##### Records shown

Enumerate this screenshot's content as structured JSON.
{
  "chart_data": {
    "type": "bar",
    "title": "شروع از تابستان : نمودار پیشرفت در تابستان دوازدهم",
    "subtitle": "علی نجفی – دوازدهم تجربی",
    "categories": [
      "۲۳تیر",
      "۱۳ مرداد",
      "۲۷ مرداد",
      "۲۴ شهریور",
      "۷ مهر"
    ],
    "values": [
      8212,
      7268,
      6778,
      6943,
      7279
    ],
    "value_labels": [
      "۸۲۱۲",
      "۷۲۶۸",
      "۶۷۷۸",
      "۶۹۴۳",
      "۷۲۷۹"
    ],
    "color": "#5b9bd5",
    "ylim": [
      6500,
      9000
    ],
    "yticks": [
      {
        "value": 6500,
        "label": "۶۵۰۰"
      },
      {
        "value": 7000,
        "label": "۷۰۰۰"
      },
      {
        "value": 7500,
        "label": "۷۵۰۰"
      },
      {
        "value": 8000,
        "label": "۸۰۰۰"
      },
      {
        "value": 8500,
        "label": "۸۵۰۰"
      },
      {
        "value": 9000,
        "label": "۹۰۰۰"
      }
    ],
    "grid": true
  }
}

##########

Given problem: Give only the number of lines in the entries above that contain the string "دوازدهم".

Full output: 2